-- start of Data records --

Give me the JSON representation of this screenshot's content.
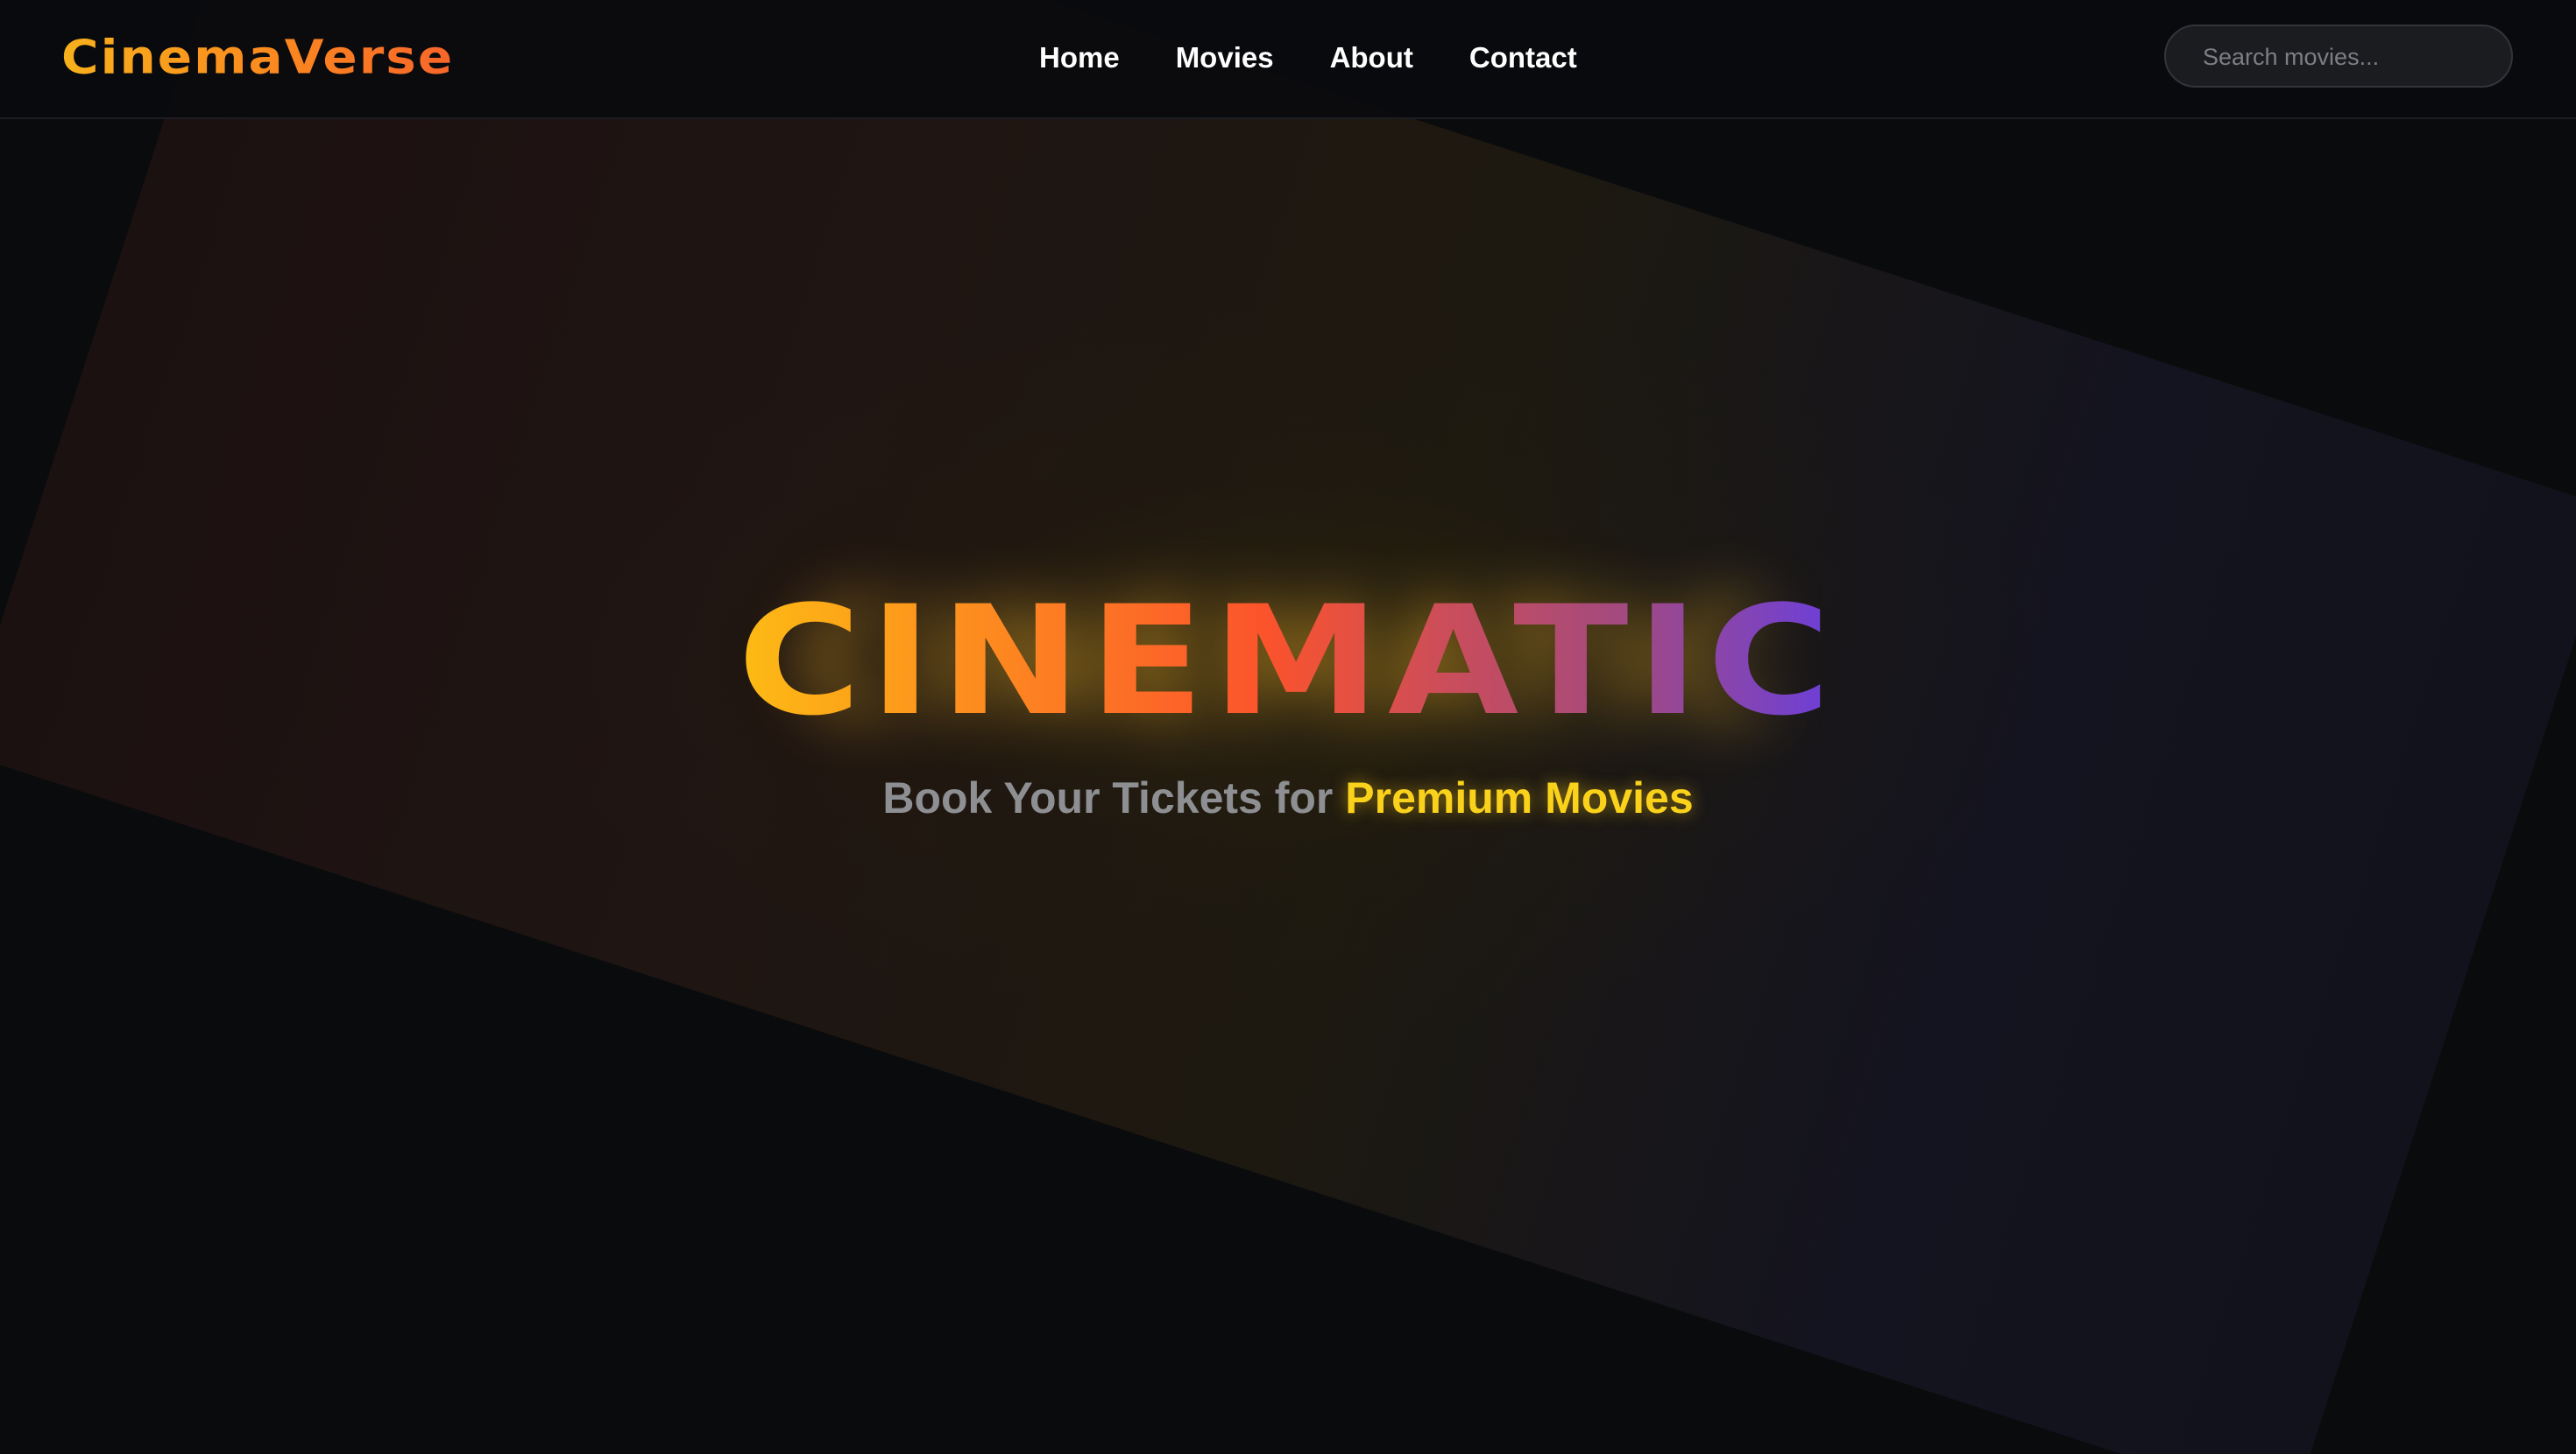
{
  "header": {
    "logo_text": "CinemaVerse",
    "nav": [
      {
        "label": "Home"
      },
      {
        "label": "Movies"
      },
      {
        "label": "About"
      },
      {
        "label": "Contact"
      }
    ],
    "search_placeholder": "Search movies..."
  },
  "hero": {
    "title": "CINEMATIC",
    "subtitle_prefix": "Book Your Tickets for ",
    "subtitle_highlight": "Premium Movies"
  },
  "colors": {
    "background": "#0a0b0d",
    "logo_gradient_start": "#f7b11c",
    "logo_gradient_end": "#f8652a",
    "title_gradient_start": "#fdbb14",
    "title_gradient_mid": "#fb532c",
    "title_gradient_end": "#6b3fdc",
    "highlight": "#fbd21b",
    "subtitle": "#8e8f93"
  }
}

-- end of Data records --

• _Written instruction_
Images do not belong in the copy; reproduce all other parts of the records above verbatim.

• _The completed task_
Give me the JSON representation of this screenshot's content.
{
  "header": {
    "logo_text": "CinemaVerse",
    "nav": [
      {
        "label": "Home"
      },
      {
        "label": "Movies"
      },
      {
        "label": "About"
      },
      {
        "label": "Contact"
      }
    ],
    "search_placeholder": "Search movies..."
  },
  "hero": {
    "title": "CINEMATIC",
    "subtitle_prefix": "Book Your Tickets for ",
    "subtitle_highlight": "Premium Movies"
  },
  "colors": {
    "background": "#0a0b0d",
    "logo_gradient_start": "#f7b11c",
    "logo_gradient_end": "#f8652a",
    "title_gradient_start": "#fdbb14",
    "title_gradient_mid": "#fb532c",
    "title_gradient_end": "#6b3fdc",
    "highlight": "#fbd21b",
    "subtitle": "#8e8f93"
  }
}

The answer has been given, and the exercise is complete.